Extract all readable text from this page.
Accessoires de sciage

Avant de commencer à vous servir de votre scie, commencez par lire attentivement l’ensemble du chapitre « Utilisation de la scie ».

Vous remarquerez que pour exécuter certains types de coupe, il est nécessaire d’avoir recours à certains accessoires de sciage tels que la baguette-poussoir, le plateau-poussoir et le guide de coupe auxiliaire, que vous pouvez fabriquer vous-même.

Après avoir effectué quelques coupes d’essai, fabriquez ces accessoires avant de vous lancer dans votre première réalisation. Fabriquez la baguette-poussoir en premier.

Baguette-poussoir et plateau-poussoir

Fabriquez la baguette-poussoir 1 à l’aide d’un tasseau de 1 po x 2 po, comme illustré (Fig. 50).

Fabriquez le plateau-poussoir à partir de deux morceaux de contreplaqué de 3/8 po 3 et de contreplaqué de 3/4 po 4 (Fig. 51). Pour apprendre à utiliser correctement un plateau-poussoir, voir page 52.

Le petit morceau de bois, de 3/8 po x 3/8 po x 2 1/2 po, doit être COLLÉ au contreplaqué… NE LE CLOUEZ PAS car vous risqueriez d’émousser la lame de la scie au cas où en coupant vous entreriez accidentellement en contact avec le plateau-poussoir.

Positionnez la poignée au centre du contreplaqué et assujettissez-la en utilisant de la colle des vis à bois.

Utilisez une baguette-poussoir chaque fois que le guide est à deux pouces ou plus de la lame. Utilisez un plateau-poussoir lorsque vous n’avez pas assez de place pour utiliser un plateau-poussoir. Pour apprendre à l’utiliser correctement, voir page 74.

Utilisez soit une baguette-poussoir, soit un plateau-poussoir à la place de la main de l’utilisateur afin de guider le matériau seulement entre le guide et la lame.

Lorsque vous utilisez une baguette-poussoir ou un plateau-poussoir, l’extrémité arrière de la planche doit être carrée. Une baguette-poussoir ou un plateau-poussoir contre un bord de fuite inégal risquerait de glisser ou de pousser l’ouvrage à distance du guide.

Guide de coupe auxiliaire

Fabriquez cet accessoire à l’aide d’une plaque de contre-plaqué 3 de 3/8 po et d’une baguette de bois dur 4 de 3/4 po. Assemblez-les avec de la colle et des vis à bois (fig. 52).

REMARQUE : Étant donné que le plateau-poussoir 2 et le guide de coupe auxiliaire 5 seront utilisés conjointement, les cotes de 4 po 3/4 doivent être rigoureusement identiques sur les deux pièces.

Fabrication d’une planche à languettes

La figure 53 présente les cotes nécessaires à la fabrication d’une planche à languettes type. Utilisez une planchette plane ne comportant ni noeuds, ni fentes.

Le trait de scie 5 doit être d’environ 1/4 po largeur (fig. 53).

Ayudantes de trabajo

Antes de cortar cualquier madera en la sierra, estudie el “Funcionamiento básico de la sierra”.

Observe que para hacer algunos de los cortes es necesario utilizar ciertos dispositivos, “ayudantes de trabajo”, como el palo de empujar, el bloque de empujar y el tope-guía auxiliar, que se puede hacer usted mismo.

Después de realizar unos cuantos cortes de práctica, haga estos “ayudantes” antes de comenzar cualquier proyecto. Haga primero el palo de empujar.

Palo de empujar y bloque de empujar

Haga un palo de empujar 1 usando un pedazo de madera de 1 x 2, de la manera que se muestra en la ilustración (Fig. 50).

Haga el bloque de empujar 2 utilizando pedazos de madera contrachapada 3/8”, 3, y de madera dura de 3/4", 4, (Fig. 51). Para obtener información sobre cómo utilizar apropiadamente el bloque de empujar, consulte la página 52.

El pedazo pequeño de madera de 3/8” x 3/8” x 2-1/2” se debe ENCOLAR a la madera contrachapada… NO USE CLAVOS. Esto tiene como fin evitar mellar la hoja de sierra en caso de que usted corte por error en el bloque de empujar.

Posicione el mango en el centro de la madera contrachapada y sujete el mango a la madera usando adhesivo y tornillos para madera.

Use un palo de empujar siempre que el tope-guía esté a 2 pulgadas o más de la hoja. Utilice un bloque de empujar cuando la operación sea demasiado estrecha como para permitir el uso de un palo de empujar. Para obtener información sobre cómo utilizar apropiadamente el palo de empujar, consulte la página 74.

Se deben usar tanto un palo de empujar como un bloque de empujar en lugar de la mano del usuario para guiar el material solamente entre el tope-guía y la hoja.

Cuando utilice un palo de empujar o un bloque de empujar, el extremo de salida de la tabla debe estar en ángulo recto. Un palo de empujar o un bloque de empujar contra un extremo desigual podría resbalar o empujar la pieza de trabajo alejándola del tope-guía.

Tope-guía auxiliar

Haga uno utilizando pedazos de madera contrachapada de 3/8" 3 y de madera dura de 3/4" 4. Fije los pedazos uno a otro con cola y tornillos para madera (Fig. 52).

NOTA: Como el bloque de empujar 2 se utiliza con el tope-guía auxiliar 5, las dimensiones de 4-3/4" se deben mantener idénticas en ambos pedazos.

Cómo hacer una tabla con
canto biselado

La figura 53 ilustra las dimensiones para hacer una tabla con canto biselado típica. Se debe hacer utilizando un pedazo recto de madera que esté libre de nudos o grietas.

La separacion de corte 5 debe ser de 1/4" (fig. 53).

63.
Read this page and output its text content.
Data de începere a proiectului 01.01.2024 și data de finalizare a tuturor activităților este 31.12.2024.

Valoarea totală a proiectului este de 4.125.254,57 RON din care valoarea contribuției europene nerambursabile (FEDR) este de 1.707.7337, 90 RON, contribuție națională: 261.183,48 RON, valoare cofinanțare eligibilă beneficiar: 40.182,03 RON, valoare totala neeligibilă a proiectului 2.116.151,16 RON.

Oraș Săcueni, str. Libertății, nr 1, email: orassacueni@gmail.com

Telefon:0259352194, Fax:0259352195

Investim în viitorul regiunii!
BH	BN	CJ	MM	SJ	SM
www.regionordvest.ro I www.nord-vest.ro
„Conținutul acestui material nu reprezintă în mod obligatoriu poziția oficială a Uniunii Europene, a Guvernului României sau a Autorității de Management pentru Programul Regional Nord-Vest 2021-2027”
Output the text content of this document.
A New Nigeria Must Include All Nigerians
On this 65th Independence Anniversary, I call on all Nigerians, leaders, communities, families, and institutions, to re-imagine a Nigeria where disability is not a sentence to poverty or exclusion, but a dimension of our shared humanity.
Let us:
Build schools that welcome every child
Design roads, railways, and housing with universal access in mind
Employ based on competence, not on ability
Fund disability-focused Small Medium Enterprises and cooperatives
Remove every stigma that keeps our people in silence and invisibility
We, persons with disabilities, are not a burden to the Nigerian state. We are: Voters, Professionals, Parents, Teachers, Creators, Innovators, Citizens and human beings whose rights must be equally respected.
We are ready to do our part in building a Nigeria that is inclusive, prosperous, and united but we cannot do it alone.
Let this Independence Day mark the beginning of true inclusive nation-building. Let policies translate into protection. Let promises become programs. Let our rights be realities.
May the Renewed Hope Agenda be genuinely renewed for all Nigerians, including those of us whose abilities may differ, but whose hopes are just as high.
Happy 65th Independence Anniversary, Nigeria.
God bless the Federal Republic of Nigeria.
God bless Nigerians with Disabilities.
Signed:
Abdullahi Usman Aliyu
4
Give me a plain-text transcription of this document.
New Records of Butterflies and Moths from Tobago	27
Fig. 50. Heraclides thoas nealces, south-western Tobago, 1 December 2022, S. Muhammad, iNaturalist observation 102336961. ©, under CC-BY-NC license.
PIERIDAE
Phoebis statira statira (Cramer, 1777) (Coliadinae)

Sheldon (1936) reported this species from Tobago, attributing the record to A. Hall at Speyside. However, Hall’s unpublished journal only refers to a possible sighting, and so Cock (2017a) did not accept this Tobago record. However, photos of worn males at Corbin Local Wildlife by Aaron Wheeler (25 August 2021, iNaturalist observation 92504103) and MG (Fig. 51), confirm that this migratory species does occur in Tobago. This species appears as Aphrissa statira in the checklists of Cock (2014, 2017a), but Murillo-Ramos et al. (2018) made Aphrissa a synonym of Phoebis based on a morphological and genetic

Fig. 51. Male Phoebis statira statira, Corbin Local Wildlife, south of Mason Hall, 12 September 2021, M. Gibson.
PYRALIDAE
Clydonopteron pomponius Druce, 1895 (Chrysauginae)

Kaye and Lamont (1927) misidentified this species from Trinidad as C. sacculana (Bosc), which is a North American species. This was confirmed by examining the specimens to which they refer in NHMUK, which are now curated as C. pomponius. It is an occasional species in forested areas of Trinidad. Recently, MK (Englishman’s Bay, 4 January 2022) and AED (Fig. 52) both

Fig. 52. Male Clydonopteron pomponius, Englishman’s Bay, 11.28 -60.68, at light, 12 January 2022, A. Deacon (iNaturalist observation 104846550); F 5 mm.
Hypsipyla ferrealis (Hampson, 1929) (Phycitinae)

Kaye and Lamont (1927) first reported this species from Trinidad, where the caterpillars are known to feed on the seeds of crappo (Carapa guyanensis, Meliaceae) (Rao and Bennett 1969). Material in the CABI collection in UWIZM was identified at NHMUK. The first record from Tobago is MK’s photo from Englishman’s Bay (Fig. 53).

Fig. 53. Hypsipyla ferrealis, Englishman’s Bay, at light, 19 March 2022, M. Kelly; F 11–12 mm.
=-=-=-=-=
● TASK STATEMENT
Look through the material and say how many lines hold "canto". Give the number only.

● SOLUTION TO THIS PROBLEM
2